═══ SOURCE RECORDS
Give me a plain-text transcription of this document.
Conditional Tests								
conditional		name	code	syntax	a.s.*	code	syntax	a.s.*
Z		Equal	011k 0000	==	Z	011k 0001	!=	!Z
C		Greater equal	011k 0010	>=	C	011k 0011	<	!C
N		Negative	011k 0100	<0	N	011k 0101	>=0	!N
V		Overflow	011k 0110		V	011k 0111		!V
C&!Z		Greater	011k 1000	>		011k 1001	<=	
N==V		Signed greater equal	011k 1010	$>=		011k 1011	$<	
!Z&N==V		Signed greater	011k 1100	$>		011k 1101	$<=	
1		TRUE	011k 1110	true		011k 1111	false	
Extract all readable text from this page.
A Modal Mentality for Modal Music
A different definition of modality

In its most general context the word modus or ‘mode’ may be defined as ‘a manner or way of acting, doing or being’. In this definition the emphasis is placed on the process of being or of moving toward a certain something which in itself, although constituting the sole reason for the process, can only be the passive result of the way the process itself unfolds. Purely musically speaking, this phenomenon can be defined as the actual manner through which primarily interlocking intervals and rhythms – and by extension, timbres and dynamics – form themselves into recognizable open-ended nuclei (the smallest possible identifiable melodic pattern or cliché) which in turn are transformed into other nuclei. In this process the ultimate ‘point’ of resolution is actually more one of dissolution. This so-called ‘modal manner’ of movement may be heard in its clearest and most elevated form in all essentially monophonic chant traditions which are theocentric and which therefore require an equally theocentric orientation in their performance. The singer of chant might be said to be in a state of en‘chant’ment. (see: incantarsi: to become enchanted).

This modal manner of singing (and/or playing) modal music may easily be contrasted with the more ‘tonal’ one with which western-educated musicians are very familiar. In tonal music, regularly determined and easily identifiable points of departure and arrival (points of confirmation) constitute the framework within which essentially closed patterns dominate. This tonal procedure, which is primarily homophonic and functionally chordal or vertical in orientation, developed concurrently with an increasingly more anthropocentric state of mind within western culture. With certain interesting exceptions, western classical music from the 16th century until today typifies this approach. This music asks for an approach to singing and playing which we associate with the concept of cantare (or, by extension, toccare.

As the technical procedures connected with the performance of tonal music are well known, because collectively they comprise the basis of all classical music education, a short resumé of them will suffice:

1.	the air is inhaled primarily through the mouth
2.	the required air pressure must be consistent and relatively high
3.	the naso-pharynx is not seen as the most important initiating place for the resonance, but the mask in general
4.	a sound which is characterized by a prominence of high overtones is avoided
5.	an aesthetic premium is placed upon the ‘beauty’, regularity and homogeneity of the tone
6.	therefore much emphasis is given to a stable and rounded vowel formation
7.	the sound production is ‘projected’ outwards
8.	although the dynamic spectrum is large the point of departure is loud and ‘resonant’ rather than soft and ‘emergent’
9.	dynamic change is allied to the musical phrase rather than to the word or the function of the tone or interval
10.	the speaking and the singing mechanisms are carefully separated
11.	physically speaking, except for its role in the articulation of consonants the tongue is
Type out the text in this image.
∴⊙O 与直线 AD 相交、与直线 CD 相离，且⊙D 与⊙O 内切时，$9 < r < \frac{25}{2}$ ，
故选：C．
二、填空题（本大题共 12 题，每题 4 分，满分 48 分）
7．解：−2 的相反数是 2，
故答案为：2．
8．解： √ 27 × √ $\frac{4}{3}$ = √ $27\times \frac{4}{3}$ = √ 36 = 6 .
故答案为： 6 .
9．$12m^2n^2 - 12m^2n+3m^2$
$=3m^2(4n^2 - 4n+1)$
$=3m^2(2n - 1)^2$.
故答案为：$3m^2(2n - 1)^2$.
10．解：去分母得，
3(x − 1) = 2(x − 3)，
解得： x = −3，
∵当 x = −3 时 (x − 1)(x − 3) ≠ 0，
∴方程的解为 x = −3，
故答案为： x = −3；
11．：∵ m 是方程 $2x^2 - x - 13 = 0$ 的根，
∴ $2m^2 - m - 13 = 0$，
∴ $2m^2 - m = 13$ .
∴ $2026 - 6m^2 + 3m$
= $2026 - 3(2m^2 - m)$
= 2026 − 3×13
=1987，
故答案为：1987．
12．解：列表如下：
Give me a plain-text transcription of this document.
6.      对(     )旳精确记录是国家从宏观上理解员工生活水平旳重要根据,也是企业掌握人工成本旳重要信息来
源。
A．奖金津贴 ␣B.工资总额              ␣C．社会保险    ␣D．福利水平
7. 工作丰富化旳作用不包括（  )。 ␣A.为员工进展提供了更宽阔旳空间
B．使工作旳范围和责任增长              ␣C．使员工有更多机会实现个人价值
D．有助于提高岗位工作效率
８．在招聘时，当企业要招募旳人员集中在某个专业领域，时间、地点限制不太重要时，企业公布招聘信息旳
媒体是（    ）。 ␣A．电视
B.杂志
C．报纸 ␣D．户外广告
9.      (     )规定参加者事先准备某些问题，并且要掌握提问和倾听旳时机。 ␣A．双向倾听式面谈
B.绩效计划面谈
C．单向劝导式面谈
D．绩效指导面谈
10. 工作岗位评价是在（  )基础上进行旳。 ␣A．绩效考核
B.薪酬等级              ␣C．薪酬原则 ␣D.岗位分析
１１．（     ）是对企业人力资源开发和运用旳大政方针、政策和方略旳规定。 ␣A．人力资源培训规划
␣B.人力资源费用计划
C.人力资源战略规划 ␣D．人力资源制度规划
══════
Copy every line exactly. Leave nothing out.

→ EXPECTED OUTPUT
Give me a plain-text transcription of this document.
Conditional Tests								
conditional		name	code	syntax	a.s.*	code	syntax	a.s.*
Z		Equal	011k 0000	==	Z	011k 0001	!=	!Z
C		Greater equal	011k 0010	>=	C	011k 0011	<	!C
N		Negative	011k 0100	<0	N	011k 0101	>=0	!N
V		Overflow	011k 0110		V	011k 0111		!V
C&!Z		Greater	011k 1000	>		011k 1001	<=	
N==V		Signed greater equal	011k 1010	$>=		011k 1011	$<	
!Z&N==V		Signed greater	011k 1100	$>		011k 1101	$<=	
1		TRUE	011k 1110	true		011k 1111	false	
Extract all readable text from this page.
A Modal Mentality for Modal Music
A different definition of modality

In its most general context the word modus or ‘mode’ may be defined as ‘a manner or way of acting, doing or being’. In this definition the emphasis is placed on the process of being or of moving toward a certain something which in itself, although constituting the sole reason for the process, can only be the passive result of the way the process itself unfolds. Purely musically speaking, this phenomenon can be defined as the actual manner through which primarily interlocking intervals and rhythms – and by extension, timbres and dynamics – form themselves into recognizable open-ended nuclei (the smallest possible identifiable melodic pattern or cliché) which in turn are transformed into other nuclei. In this process the ultimate ‘point’ of resolution is actually more one of dissolution. This so-called ‘modal manner’ of movement may be heard in its clearest and most elevated form in all essentially monophonic chant traditions which are theocentric and which therefore require an equally theocentric orientation in their performance. The singer of chant might be said to be in a state of en‘chant’ment. (see: incantarsi: to become enchanted).

This modal manner of singing (and/or playing) modal music may easily be contrasted with the more ‘tonal’ one with which western-educated musicians are very familiar. In tonal music, regularly determined and easily identifiable points of departure and arrival (points of confirmation) constitute the framework within which essentially closed patterns dominate. This tonal procedure, which is primarily homophonic and functionally chordal or vertical in orientation, developed concurrently with an increasingly more anthropocentric state of mind within western culture. With certain interesting exceptions, western classical music from the 16th century until today typifies this approach. This music asks for an approach to singing and playing which we associate with the concept of cantare (or, by extension, toccare.

As the technical procedures connected with the performance of tonal music are well known, because collectively they comprise the basis of all classical music education, a short resumé of them will suffice:

1.	the air is inhaled primarily through the mouth
2.	the required air pressure must be consistent and relatively high
3.	the naso-pharynx is not seen as the most important initiating place for the resonance, but the mask in general
4.	a sound which is characterized by a prominence of high overtones is avoided
5.	an aesthetic premium is placed upon the ‘beauty’, regularity and homogeneity of the tone
6.	therefore much emphasis is given to a stable and rounded vowel formation
7.	the sound production is ‘projected’ outwards
8.	although the dynamic spectrum is large the point of departure is loud and ‘resonant’ rather than soft and ‘emergent’
9.	dynamic change is allied to the musical phrase rather than to the word or the function of the tone or interval
10.	the speaking and the singing mechanisms are carefully separated
11.	physically speaking, except for its role in the articulation of consonants the tongue is
Type out the text in this image.
∴⊙O 与直线 AD 相交、与直线 CD 相离，且⊙D 与⊙O 内切时，$9 < r < \frac{25}{2}$ ，
故选：C．
二、填空题（本大题共 12 题，每题 4 分，满分 48 分）
7．解：−2 的相反数是 2，
故答案为：2．
8．解： √ 27 × √ $\frac{4}{3}$ = √ $27\times \frac{4}{3}$ = √ 36 = 6 .
故答案为： 6 .
9．$12m^2n^2 - 12m^2n+3m^2$
$=3m^2(4n^2 - 4n+1)$
$=3m^2(2n - 1)^2$.
故答案为：$3m^2(2n - 1)^2$.
10．解：去分母得，
3(x − 1) = 2(x − 3)，
解得： x = −3，
∵当 x = −3 时 (x − 1)(x − 3) ≠ 0，
∴方程的解为 x = −3，
故答案为： x = −3；
11．：∵ m 是方程 $2x^2 - x - 13 = 0$ 的根，
∴ $2m^2 - m - 13 = 0$，
∴ $2m^2 - m = 13$ .
∴ $2026 - 6m^2 + 3m$
= $2026 - 3(2m^2 - m)$
= 2026 − 3×13
=1987，
故答案为：1987．
12．解：列表如下：
Give me a plain-text transcription of this document.
6.      对(     )旳精确记录是国家从宏观上理解员工生活水平旳重要根据,也是企业掌握人工成本旳重要信息来
源。
A．奖金津贴 ␣B.工资总额              ␣C．社会保险    ␣D．福利水平
7. 工作丰富化旳作用不包括（  )。 ␣A.为员工进展提供了更宽阔旳空间
B．使工作旳范围和责任增长              ␣C．使员工有更多机会实现个人价值
D．有助于提高岗位工作效率
８．在招聘时，当企业要招募旳人员集中在某个专业领域，时间、地点限制不太重要时，企业公布招聘信息旳
媒体是（    ）。 ␣A．电视
B.杂志
C．报纸 ␣D．户外广告
9.      (     )规定参加者事先准备某些问题，并且要掌握提问和倾听旳时机。 ␣A．双向倾听式面谈
B.绩效计划面谈
C．单向劝导式面谈
D．绩效指导面谈
10. 工作岗位评价是在（  )基础上进行旳。 ␣A．绩效考核
B.薪酬等级              ␣C．薪酬原则 ␣D.岗位分析
１１．（     ）是对企业人力资源开发和运用旳大政方针、政策和方略旳规定。 ␣A．人力资源培训规划
␣B.人力资源费用计划
C.人力资源战略规划 ␣D．人力资源制度规划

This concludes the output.